Data in this exercise
_ _ _ _ _
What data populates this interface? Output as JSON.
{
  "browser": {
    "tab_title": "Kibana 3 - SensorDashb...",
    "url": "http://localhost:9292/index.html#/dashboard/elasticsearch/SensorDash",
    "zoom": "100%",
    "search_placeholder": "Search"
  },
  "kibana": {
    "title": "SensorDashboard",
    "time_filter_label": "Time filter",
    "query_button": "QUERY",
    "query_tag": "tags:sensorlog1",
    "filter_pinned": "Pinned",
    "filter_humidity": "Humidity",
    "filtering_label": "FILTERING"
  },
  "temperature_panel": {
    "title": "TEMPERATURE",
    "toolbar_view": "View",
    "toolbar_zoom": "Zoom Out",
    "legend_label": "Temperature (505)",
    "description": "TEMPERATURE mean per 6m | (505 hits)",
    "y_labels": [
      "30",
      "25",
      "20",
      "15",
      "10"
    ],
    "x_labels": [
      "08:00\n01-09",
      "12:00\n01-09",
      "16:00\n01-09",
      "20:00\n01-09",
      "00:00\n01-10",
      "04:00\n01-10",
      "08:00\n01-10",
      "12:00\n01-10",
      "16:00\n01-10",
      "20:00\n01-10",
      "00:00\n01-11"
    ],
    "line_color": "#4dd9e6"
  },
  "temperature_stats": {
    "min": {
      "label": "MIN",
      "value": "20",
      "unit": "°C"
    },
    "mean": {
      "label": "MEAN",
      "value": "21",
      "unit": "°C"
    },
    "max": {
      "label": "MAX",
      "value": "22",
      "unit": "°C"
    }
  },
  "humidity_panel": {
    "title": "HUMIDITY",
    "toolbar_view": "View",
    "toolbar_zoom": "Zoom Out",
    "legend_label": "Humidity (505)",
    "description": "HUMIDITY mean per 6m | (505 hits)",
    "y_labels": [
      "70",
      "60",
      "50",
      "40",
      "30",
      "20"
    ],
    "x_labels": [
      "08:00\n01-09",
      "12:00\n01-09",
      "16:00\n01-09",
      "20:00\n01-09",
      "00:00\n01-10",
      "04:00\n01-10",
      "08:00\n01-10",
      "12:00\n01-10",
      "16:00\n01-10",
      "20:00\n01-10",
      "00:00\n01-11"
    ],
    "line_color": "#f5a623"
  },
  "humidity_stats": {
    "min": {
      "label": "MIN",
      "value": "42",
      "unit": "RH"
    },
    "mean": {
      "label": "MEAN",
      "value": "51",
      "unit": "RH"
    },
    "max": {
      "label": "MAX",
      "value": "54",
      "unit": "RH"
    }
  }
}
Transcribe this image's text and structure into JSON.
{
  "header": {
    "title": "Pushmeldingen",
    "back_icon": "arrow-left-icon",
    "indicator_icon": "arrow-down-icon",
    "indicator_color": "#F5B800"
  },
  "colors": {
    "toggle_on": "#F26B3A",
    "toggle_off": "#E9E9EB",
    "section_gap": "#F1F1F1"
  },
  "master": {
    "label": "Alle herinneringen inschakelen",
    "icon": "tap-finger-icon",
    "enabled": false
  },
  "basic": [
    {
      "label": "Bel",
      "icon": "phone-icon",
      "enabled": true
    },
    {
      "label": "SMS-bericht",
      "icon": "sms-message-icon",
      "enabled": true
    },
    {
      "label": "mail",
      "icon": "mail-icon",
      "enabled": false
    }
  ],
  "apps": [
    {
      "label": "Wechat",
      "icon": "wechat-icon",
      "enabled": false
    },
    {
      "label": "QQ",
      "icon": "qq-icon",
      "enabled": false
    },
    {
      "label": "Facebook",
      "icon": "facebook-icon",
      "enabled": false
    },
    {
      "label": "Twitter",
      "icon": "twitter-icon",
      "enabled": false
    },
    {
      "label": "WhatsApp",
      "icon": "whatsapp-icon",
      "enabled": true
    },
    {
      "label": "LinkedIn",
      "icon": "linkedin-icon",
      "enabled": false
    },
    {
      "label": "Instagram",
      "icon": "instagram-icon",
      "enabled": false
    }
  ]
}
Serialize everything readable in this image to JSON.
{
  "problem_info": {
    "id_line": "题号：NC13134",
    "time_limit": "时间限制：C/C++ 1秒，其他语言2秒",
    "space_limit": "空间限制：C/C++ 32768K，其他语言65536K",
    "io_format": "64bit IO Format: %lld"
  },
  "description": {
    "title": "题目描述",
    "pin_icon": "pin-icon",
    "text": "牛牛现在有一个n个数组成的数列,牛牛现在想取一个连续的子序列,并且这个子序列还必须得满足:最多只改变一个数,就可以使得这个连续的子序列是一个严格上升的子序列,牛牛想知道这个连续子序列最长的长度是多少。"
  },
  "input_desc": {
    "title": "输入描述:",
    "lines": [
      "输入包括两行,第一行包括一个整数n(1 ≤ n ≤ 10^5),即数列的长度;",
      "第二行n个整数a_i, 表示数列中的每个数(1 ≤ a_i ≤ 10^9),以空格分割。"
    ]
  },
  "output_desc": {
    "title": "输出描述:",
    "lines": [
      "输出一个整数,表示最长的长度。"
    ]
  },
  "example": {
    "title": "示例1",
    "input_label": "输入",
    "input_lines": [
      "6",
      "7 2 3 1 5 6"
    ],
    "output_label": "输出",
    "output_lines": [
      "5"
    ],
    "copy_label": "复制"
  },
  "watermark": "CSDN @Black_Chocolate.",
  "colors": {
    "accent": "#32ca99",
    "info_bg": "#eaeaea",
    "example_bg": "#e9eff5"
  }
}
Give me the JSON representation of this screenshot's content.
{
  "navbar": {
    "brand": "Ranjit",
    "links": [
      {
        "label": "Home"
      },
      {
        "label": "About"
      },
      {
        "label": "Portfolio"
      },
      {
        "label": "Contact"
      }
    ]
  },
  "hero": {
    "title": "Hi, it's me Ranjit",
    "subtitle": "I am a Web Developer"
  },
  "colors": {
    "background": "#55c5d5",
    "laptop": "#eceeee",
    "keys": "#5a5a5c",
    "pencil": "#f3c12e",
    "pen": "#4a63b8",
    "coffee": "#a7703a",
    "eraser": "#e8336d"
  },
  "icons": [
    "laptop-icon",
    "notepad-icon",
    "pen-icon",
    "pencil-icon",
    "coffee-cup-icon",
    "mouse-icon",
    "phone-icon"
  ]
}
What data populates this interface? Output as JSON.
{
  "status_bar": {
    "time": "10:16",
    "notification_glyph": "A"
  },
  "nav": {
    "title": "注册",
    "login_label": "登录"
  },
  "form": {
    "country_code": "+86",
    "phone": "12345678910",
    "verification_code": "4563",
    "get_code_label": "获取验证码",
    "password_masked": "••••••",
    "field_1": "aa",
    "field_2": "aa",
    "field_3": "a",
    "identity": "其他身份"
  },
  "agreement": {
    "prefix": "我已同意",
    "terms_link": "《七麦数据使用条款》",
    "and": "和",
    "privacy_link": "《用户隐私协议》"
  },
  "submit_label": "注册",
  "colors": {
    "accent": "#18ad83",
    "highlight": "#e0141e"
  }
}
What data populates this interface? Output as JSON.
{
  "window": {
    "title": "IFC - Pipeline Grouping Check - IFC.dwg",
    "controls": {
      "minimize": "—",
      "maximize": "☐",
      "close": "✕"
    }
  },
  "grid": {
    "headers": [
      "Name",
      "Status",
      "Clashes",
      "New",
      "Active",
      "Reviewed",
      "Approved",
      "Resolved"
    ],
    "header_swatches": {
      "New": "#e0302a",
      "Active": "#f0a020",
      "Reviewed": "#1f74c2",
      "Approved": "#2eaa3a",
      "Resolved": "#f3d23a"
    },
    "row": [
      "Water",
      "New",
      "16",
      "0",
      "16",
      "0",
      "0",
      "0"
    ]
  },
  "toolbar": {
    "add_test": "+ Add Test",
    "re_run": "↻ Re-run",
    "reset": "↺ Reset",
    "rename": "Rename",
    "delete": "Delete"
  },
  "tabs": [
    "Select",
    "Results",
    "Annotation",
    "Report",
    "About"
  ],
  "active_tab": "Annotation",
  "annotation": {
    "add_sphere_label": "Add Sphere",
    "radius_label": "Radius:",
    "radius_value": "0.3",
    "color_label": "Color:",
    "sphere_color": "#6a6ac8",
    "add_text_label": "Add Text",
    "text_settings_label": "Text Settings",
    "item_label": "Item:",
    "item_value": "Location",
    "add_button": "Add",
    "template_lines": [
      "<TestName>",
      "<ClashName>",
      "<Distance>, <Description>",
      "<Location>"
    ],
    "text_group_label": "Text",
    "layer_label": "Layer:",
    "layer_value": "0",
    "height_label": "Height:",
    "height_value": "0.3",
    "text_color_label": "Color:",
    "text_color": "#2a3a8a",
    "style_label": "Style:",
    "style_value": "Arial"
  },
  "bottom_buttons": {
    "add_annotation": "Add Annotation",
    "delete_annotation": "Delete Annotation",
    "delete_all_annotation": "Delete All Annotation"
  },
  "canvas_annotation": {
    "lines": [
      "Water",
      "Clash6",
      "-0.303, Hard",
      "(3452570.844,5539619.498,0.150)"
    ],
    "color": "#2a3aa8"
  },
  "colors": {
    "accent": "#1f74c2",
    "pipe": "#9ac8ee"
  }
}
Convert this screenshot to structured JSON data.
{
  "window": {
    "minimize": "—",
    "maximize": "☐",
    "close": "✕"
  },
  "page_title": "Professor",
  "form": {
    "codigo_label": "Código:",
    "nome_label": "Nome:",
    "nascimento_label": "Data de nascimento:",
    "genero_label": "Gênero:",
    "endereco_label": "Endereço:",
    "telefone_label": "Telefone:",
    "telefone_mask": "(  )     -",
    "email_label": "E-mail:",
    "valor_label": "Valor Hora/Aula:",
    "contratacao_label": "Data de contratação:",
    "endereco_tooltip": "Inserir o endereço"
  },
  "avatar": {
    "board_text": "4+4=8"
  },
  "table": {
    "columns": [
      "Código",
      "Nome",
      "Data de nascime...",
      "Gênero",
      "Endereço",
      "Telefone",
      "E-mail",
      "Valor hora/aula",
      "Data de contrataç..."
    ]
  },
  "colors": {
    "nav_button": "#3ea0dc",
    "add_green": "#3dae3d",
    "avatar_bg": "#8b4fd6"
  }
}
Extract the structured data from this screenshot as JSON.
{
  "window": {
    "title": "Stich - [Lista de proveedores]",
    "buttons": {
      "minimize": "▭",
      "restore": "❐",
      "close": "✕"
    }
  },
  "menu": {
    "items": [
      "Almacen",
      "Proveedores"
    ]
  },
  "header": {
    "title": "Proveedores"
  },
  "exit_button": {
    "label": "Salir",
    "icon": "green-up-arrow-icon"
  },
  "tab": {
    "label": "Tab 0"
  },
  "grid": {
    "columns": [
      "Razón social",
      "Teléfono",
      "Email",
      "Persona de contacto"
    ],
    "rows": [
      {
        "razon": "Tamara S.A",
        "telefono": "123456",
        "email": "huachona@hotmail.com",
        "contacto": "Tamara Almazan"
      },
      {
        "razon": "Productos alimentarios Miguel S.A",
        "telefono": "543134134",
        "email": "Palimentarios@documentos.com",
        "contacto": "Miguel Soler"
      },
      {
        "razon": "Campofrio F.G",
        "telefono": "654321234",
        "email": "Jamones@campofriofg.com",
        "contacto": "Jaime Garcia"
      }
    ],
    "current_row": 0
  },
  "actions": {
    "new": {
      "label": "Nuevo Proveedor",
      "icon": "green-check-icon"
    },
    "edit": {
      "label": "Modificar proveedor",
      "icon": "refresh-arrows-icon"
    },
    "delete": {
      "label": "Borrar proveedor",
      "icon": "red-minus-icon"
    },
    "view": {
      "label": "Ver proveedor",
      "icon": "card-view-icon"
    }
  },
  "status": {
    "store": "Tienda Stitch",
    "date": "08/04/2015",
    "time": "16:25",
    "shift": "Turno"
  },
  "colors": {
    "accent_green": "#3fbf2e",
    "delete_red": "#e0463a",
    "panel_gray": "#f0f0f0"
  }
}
_ _ _ _ _
What the task requires
Tally how many lines of the records hold the word "structured". Answer with the number only.

Answer below
2